[Collected data]
= = = =

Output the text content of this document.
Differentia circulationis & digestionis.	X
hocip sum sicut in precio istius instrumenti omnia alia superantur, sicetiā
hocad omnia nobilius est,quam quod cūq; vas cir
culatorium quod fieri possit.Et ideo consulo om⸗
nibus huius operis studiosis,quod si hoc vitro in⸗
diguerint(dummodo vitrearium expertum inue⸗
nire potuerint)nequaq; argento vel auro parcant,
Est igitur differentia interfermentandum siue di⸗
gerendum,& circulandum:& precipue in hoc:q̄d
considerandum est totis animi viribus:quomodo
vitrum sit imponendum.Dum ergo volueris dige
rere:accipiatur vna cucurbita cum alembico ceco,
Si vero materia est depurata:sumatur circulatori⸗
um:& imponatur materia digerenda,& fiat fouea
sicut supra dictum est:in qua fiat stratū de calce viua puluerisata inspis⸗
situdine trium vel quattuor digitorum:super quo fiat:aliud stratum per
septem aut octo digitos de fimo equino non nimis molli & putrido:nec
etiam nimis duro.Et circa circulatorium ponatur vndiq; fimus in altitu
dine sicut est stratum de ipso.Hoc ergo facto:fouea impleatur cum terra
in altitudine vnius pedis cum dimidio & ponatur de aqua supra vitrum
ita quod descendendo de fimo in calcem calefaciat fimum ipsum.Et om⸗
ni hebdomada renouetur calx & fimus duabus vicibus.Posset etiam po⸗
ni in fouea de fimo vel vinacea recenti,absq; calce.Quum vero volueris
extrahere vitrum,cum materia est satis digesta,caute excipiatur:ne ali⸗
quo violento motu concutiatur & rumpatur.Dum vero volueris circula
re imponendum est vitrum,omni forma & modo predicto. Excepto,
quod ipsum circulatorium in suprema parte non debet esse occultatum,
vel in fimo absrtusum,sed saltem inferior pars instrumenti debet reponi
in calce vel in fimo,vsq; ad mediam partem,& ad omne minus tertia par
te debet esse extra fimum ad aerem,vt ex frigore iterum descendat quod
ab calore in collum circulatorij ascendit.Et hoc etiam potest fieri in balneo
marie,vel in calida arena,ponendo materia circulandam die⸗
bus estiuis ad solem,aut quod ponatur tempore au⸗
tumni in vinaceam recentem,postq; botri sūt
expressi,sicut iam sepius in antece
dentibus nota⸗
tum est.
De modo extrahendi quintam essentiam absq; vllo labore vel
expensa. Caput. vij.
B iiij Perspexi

= = = =

> WHAT NEEDS TO BE DONE
From the data, pick out every line that includes "debet".

> FULL SOLUTION
quod ipsum circulatorium in suprema parte non debet esse occultatum,
vel in fimo absrtusum,sed saltem inferior pars instrumenti debet reponi
te debet esse extra fimum ad aerem,vt ex frigore iterum descendat quod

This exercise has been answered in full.